What to work on >> Keep only the lines of the listing that include the word "bias", and copy them.

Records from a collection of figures
==================================================

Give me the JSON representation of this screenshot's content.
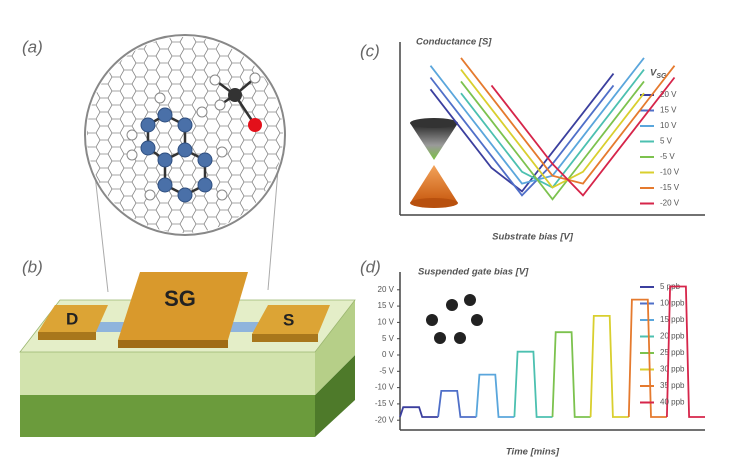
{
  "figure": {
    "panel_labels": [
      "(a)",
      "(b)",
      "(c)",
      "(d)"
    ],
    "device_labels": {
      "gate": "SG",
      "drain": "D",
      "source": "S"
    }
  },
  "chart_data": [
    {
      "type": "line",
      "title": "Conductance [S]",
      "x_label": "Substrate bias [V]",
      "legend_title": "V",
      "legend_title_sub": "SG",
      "x": [
        0,
        1,
        2,
        3,
        4,
        5,
        6,
        7,
        8,
        9,
        10
      ],
      "xlim": [
        0,
        10
      ],
      "ylim": [
        0,
        10.5
      ],
      "series": [
        {
          "name": "20 V",
          "color": "#3b3f9e",
          "values": [
            null,
            8,
            5.5,
            3,
            1.5,
            4,
            6.5,
            9,
            null,
            null,
            null
          ]
        },
        {
          "name": "15 V",
          "color": "#4f6fc8",
          "values": [
            null,
            8.75,
            6.25,
            3.75,
            1.25,
            3.25,
            5.75,
            8.25,
            null,
            null,
            null
          ]
        },
        {
          "name": "10 V",
          "color": "#5aa6dc",
          "values": [
            null,
            9.5,
            7,
            4.5,
            2,
            2.5,
            5,
            7.5,
            10,
            null,
            null
          ]
        },
        {
          "name": "5 V",
          "color": "#4cc0b0",
          "values": [
            null,
            null,
            7.75,
            5.25,
            2.75,
            1.75,
            4.25,
            6.75,
            9.25,
            null,
            null
          ]
        },
        {
          "name": "-5 V",
          "color": "#7cc24e",
          "values": [
            null,
            null,
            8.5,
            6,
            3.5,
            1,
            3.5,
            6,
            8.5,
            null,
            null
          ]
        },
        {
          "name": "-10 V",
          "color": "#d9cf2e",
          "values": [
            null,
            null,
            9.25,
            6.75,
            4.25,
            1.75,
            2.75,
            5.25,
            7.75,
            null,
            null
          ]
        },
        {
          "name": "-15 V",
          "color": "#e57a2e",
          "values": [
            null,
            null,
            10,
            7.5,
            5,
            2.5,
            2,
            4.5,
            7,
            9.5,
            null
          ]
        },
        {
          "name": "-20 V",
          "color": "#d6254a",
          "values": [
            null,
            null,
            null,
            8.25,
            5.75,
            3.25,
            1.25,
            3.75,
            6.25,
            8.75,
            null
          ]
        }
      ]
    },
    {
      "type": "line",
      "title": "Suspended gate bias [V]",
      "x_label": "Time [mins]",
      "xlim": [
        0,
        48
      ],
      "ylim": [
        -23,
        23
      ],
      "yticks": [
        {
          "value": 20,
          "label": "20 V"
        },
        {
          "value": 15,
          "label": "15 V"
        },
        {
          "value": 10,
          "label": "10 V"
        },
        {
          "value": 5,
          "label": "5 V"
        },
        {
          "value": 0,
          "label": "0 V"
        },
        {
          "value": -5,
          "label": "-5 V"
        },
        {
          "value": -10,
          "label": "-10 V"
        },
        {
          "value": -15,
          "label": "-15 V"
        },
        {
          "value": -20,
          "label": "-20 V"
        }
      ],
      "series": [
        {
          "name": "5 ppb",
          "color": "#3b3f9e",
          "x": [
            0,
            0.5,
            3,
            3.5,
            6
          ],
          "values": [
            -19,
            -16,
            -16,
            -19,
            -19
          ]
        },
        {
          "name": "10 ppb",
          "color": "#4f6fc8",
          "x": [
            6,
            6.5,
            9,
            9.5,
            12
          ],
          "values": [
            -19,
            -11,
            -11,
            -19,
            -19
          ]
        },
        {
          "name": "15 ppb",
          "color": "#5aa6dc",
          "x": [
            12,
            12.5,
            15,
            15.5,
            18
          ],
          "values": [
            -19,
            -6,
            -6,
            -19,
            -19
          ]
        },
        {
          "name": "20 ppb",
          "color": "#4cc0b0",
          "x": [
            18,
            18.5,
            21,
            21.5,
            24
          ],
          "values": [
            -19,
            1,
            1,
            -19,
            -19
          ]
        },
        {
          "name": "25 ppb",
          "color": "#7cc24e",
          "x": [
            24,
            24.5,
            27,
            27.5,
            30
          ],
          "values": [
            -19,
            7,
            7,
            -19,
            -19
          ]
        },
        {
          "name": "30 ppb",
          "color": "#d9cf2e",
          "x": [
            30,
            30.5,
            33,
            33.5,
            36
          ],
          "values": [
            -19,
            12,
            12,
            -19,
            -19
          ]
        },
        {
          "name": "35 ppb",
          "color": "#e57a2e",
          "x": [
            36,
            36.5,
            39,
            39.5,
            42
          ],
          "values": [
            -19,
            17,
            17,
            -19,
            -19
          ]
        },
        {
          "name": "40 ppb",
          "color": "#d6254a",
          "x": [
            42,
            42.5,
            45,
            45.5,
            48
          ],
          "values": [
            -19,
            21,
            21,
            -19,
            -19
          ]
        }
      ]
    }
  ]
}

==================================================

Written response >>
      "x_label": "Substrate bias [V]",
      "title": "Suspended gate bias [V]",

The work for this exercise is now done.